Determine how many lines of this material contain "ZipAtlas". Give only the number.

◆ **DATA SHOWN**
-- -- --
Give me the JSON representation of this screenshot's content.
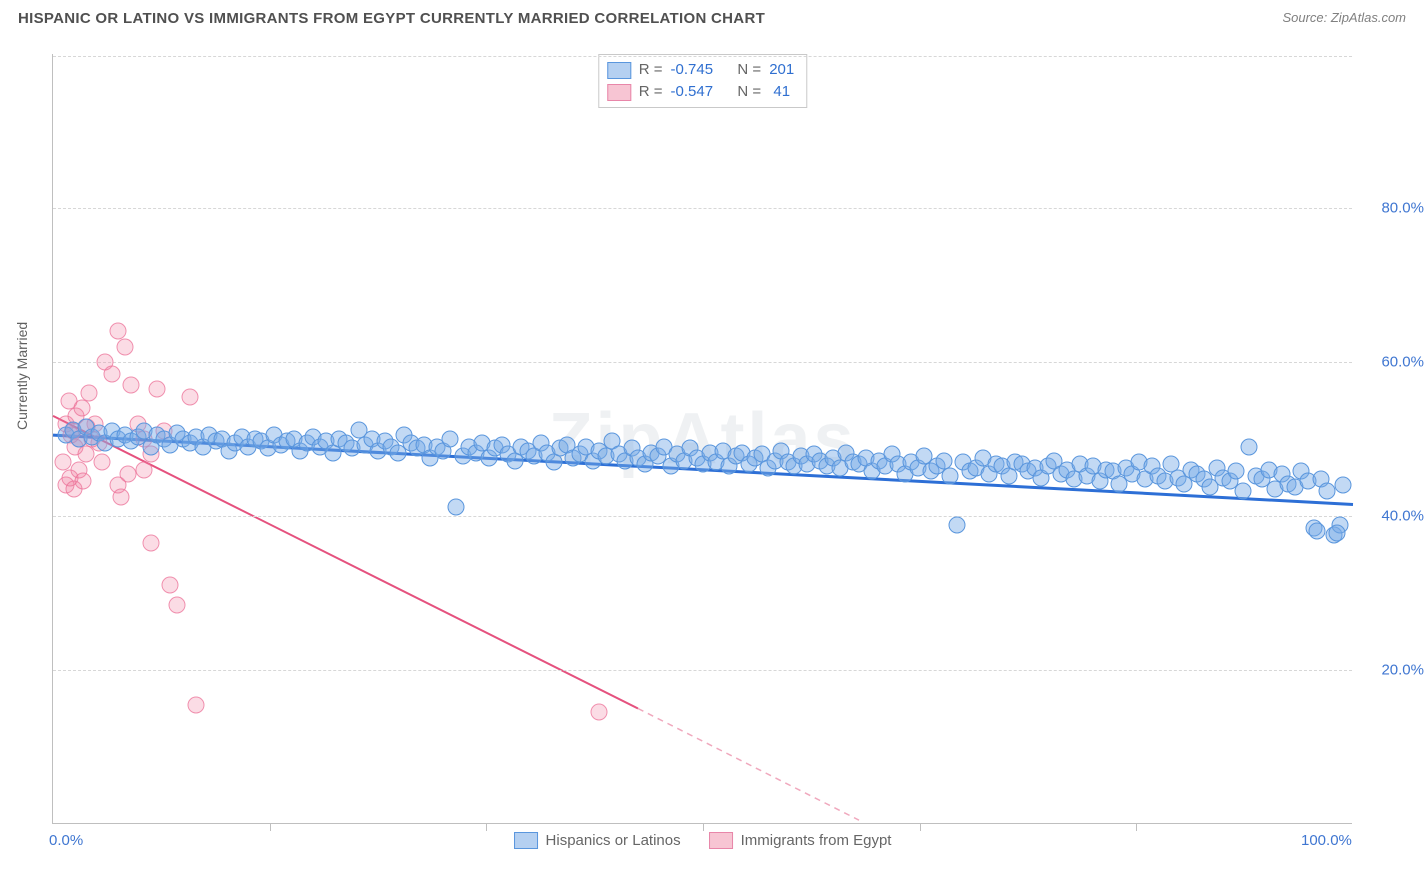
{
  "header": {
    "title": "HISPANIC OR LATINO VS IMMIGRANTS FROM EGYPT CURRENTLY MARRIED CORRELATION CHART",
    "source": "Source: ZipAtlas.com"
  },
  "watermark": "ZipAtlas",
  "axes": {
    "ylabel": "Currently Married",
    "ylim": [
      0,
      100
    ],
    "xlim": [
      0,
      100
    ],
    "yticks": [
      20,
      40,
      60,
      80
    ],
    "ytick_fmt": [
      "20.0%",
      "40.0%",
      "60.0%",
      "80.0%"
    ],
    "xticks_labels": [
      {
        "pos": 0,
        "label": "0.0%"
      },
      {
        "pos": 100,
        "label": "100.0%"
      }
    ],
    "xtick_majors": [
      16.67,
      33.33,
      50,
      66.67,
      83.33
    ],
    "grid_color": "#d7d7d7",
    "axis_color": "#bfbfbf",
    "tick_color": "#3f76d1"
  },
  "legend_top": {
    "rows": [
      {
        "swatch": "blue",
        "r_label": "R =",
        "r": "-0.745",
        "n_label": "N =",
        "n": "201"
      },
      {
        "swatch": "pink",
        "r_label": "R =",
        "r": "-0.547",
        "n_label": "N =",
        "n": " 41"
      }
    ]
  },
  "legend_bottom": {
    "items": [
      {
        "swatch": "blue",
        "label": "Hispanics or Latinos"
      },
      {
        "swatch": "pink",
        "label": "Immigrants from Egypt"
      }
    ]
  },
  "series": {
    "blue": {
      "color_fill": "rgba(120,170,230,0.45)",
      "color_stroke": "#5a96dd",
      "trend": {
        "x1": 0,
        "y1": 50.5,
        "x2": 100,
        "y2": 41.5,
        "stroke": "#2d6fd6",
        "width": 3
      },
      "points": [
        [
          1,
          50.5
        ],
        [
          1.5,
          51.2
        ],
        [
          2,
          50
        ],
        [
          2.5,
          51.5
        ],
        [
          3,
          50.2
        ],
        [
          3.5,
          50.8
        ],
        [
          4,
          49.5
        ],
        [
          4.5,
          51
        ],
        [
          5,
          50
        ],
        [
          5.5,
          50.5
        ],
        [
          6,
          49.8
        ],
        [
          6.5,
          50.2
        ],
        [
          7,
          51
        ],
        [
          7.5,
          49
        ],
        [
          8,
          50.5
        ],
        [
          8.5,
          50
        ],
        [
          9,
          49.2
        ],
        [
          9.5,
          50.8
        ],
        [
          10,
          50
        ],
        [
          10.5,
          49.5
        ],
        [
          11,
          50.2
        ],
        [
          11.5,
          49
        ],
        [
          12,
          50.5
        ],
        [
          12.5,
          49.8
        ],
        [
          13,
          50
        ],
        [
          13.5,
          48.5
        ],
        [
          14,
          49.5
        ],
        [
          14.5,
          50.2
        ],
        [
          15,
          49
        ],
        [
          15.5,
          50
        ],
        [
          16,
          49.8
        ],
        [
          16.5,
          48.8
        ],
        [
          17,
          50.5
        ],
        [
          17.5,
          49.2
        ],
        [
          18,
          49.8
        ],
        [
          18.5,
          50
        ],
        [
          19,
          48.5
        ],
        [
          19.5,
          49.5
        ],
        [
          20,
          50.2
        ],
        [
          20.5,
          49
        ],
        [
          21,
          49.8
        ],
        [
          21.5,
          48.2
        ],
        [
          22,
          50
        ],
        [
          22.5,
          49.5
        ],
        [
          23,
          48.8
        ],
        [
          23.5,
          51.2
        ],
        [
          24,
          49.2
        ],
        [
          24.5,
          50
        ],
        [
          25,
          48.5
        ],
        [
          25.5,
          49.8
        ],
        [
          26,
          49
        ],
        [
          26.5,
          48.2
        ],
        [
          27,
          50.5
        ],
        [
          27.5,
          49.5
        ],
        [
          28,
          48.8
        ],
        [
          28.5,
          49.2
        ],
        [
          29,
          47.5
        ],
        [
          29.5,
          49
        ],
        [
          30,
          48.5
        ],
        [
          30.5,
          50
        ],
        [
          31,
          41.2
        ],
        [
          31.5,
          47.8
        ],
        [
          32,
          49
        ],
        [
          32.5,
          48.2
        ],
        [
          33,
          49.5
        ],
        [
          33.5,
          47.5
        ],
        [
          34,
          48.8
        ],
        [
          34.5,
          49.2
        ],
        [
          35,
          48
        ],
        [
          35.5,
          47.2
        ],
        [
          36,
          49
        ],
        [
          36.5,
          48.5
        ],
        [
          37,
          47.8
        ],
        [
          37.5,
          49.5
        ],
        [
          38,
          48.2
        ],
        [
          38.5,
          47
        ],
        [
          39,
          48.8
        ],
        [
          39.5,
          49.2
        ],
        [
          40,
          47.5
        ],
        [
          40.5,
          48
        ],
        [
          41,
          49
        ],
        [
          41.5,
          47.2
        ],
        [
          42,
          48.5
        ],
        [
          42.5,
          47.8
        ],
        [
          43,
          49.8
        ],
        [
          43.5,
          48
        ],
        [
          44,
          47.2
        ],
        [
          44.5,
          48.8
        ],
        [
          45,
          47.5
        ],
        [
          45.5,
          46.8
        ],
        [
          46,
          48.2
        ],
        [
          46.5,
          47.8
        ],
        [
          47,
          49
        ],
        [
          47.5,
          46.5
        ],
        [
          48,
          48
        ],
        [
          48.5,
          47.2
        ],
        [
          49,
          48.8
        ],
        [
          49.5,
          47.5
        ],
        [
          50,
          46.8
        ],
        [
          50.5,
          48.2
        ],
        [
          51,
          47
        ],
        [
          51.5,
          48.5
        ],
        [
          52,
          46.5
        ],
        [
          52.5,
          47.8
        ],
        [
          53,
          48.2
        ],
        [
          53.5,
          46.8
        ],
        [
          54,
          47.5
        ],
        [
          54.5,
          48
        ],
        [
          55,
          46.2
        ],
        [
          55.5,
          47.2
        ],
        [
          56,
          48.5
        ],
        [
          56.5,
          47
        ],
        [
          57,
          46.5
        ],
        [
          57.5,
          47.8
        ],
        [
          58,
          46.8
        ],
        [
          58.5,
          48
        ],
        [
          59,
          47.2
        ],
        [
          59.5,
          46.5
        ],
        [
          60,
          47.5
        ],
        [
          60.5,
          46.2
        ],
        [
          61,
          48.2
        ],
        [
          61.5,
          47
        ],
        [
          62,
          46.8
        ],
        [
          62.5,
          47.5
        ],
        [
          63,
          45.8
        ],
        [
          63.5,
          47.2
        ],
        [
          64,
          46.5
        ],
        [
          64.5,
          48
        ],
        [
          65,
          46.8
        ],
        [
          65.5,
          45.5
        ],
        [
          66,
          47
        ],
        [
          66.5,
          46.2
        ],
        [
          67,
          47.8
        ],
        [
          67.5,
          45.8
        ],
        [
          68,
          46.5
        ],
        [
          68.5,
          47.2
        ],
        [
          69,
          45.2
        ],
        [
          69.5,
          38.8
        ],
        [
          70,
          47
        ],
        [
          70.5,
          45.8
        ],
        [
          71,
          46.2
        ],
        [
          71.5,
          47.5
        ],
        [
          72,
          45.5
        ],
        [
          72.5,
          46.8
        ],
        [
          73,
          46.5
        ],
        [
          73.5,
          45.2
        ],
        [
          74,
          47
        ],
        [
          74.5,
          46.8
        ],
        [
          75,
          45.8
        ],
        [
          75.5,
          46.2
        ],
        [
          76,
          45
        ],
        [
          76.5,
          46.5
        ],
        [
          77,
          47.2
        ],
        [
          77.5,
          45.5
        ],
        [
          78,
          46
        ],
        [
          78.5,
          44.8
        ],
        [
          79,
          46.8
        ],
        [
          79.5,
          45.2
        ],
        [
          80,
          46.5
        ],
        [
          80.5,
          44.5
        ],
        [
          81,
          46
        ],
        [
          81.5,
          45.8
        ],
        [
          82,
          44.2
        ],
        [
          82.5,
          46.2
        ],
        [
          83,
          45.5
        ],
        [
          83.5,
          47
        ],
        [
          84,
          44.8
        ],
        [
          84.5,
          46.5
        ],
        [
          85,
          45.2
        ],
        [
          85.5,
          44.5
        ],
        [
          86,
          46.8
        ],
        [
          86.5,
          45
        ],
        [
          87,
          44.2
        ],
        [
          87.5,
          46
        ],
        [
          88,
          45.5
        ],
        [
          88.5,
          44.8
        ],
        [
          89,
          43.8
        ],
        [
          89.5,
          46.2
        ],
        [
          90,
          45
        ],
        [
          90.5,
          44.5
        ],
        [
          91,
          45.8
        ],
        [
          91.5,
          43.2
        ],
        [
          92,
          49
        ],
        [
          92.5,
          45.2
        ],
        [
          93,
          44.8
        ],
        [
          93.5,
          46
        ],
        [
          94,
          43.5
        ],
        [
          94.5,
          45.5
        ],
        [
          95,
          44.2
        ],
        [
          95.5,
          43.8
        ],
        [
          96,
          45.8
        ],
        [
          96.5,
          44.5
        ],
        [
          97,
          38.5
        ],
        [
          97.2,
          38
        ],
        [
          97.5,
          44.8
        ],
        [
          98,
          43.2
        ],
        [
          98.5,
          37.5
        ],
        [
          99,
          38.8
        ],
        [
          98.8,
          37.8
        ],
        [
          99.2,
          44
        ]
      ]
    },
    "pink": {
      "color_fill": "rgba(240,130,160,0.28)",
      "color_stroke": "rgba(235,110,150,0.7)",
      "trend_solid": {
        "x1": 0,
        "y1": 53,
        "x2": 45,
        "y2": 15,
        "stroke": "#e5517e",
        "width": 2
      },
      "trend_dash": {
        "x1": 45,
        "y1": 15,
        "x2": 62,
        "y2": 0.5,
        "stroke": "#f0a8bd",
        "width": 1.5,
        "dash": "6,5"
      },
      "points": [
        [
          1,
          52
        ],
        [
          1.2,
          55
        ],
        [
          1.5,
          51
        ],
        [
          1.8,
          53
        ],
        [
          2,
          50
        ],
        [
          2.2,
          54
        ],
        [
          2.5,
          48
        ],
        [
          2.8,
          56
        ],
        [
          3,
          50
        ],
        [
          3.2,
          52
        ],
        [
          1,
          44
        ],
        [
          1.3,
          45
        ],
        [
          1.6,
          43.5
        ],
        [
          2,
          46
        ],
        [
          2.3,
          44.5
        ],
        [
          0.8,
          47
        ],
        [
          1.4,
          50.5
        ],
        [
          1.7,
          49
        ],
        [
          2.6,
          51.5
        ],
        [
          3.5,
          49.5
        ],
        [
          4,
          60
        ],
        [
          4.5,
          58.5
        ],
        [
          5,
          64
        ],
        [
          5.5,
          62
        ],
        [
          6,
          57
        ],
        [
          6.5,
          52
        ],
        [
          7,
          50
        ],
        [
          7.5,
          48
        ],
        [
          8,
          56.5
        ],
        [
          5,
          44
        ],
        [
          5.2,
          42.5
        ],
        [
          5.8,
          45.5
        ],
        [
          7,
          46
        ],
        [
          8.5,
          51
        ],
        [
          7.5,
          36.5
        ],
        [
          9,
          31
        ],
        [
          9.5,
          28.5
        ],
        [
          10.5,
          55.5
        ],
        [
          11,
          15.5
        ],
        [
          42,
          14.5
        ],
        [
          3.8,
          47
        ]
      ]
    }
  }
}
-- -- --
◆ **TASK OUTPUT**
2